PROBLEM REQUIREMENTS —
Output all the material that follows, exactly as given.

──────── GIVEN DATA ────────

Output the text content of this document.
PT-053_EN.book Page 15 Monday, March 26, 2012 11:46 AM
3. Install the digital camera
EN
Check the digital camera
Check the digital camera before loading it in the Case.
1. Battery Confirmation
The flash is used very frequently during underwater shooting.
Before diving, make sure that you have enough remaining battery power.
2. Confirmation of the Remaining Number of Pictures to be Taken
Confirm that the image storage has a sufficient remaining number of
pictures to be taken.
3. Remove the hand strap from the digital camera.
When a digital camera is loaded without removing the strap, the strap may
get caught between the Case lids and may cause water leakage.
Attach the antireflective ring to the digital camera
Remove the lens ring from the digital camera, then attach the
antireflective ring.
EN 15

────────

THE SOLUTION —
Output the text content of this document.
PT-053_EN.book Page 15 Monday, March 26, 2012 11:46 AM
3. Install the digital camera
EN
Check the digital camera
Check the digital camera before loading it in the Case.
1. Battery Confirmation
The flash is used very frequently during underwater shooting.
Before diving, make sure that you have enough remaining battery power.
2. Confirmation of the Remaining Number of Pictures to be Taken
Confirm that the image storage has a sufficient remaining number of
pictures to be taken.
3. Remove the hand strap from the digital camera.
When a digital camera is loaded without removing the strap, the strap may
get caught between the Case lids and may cause water leakage.
Attach the antireflective ring to the digital camera
Remove the lens ring from the digital camera, then attach the
antireflective ring.
EN 15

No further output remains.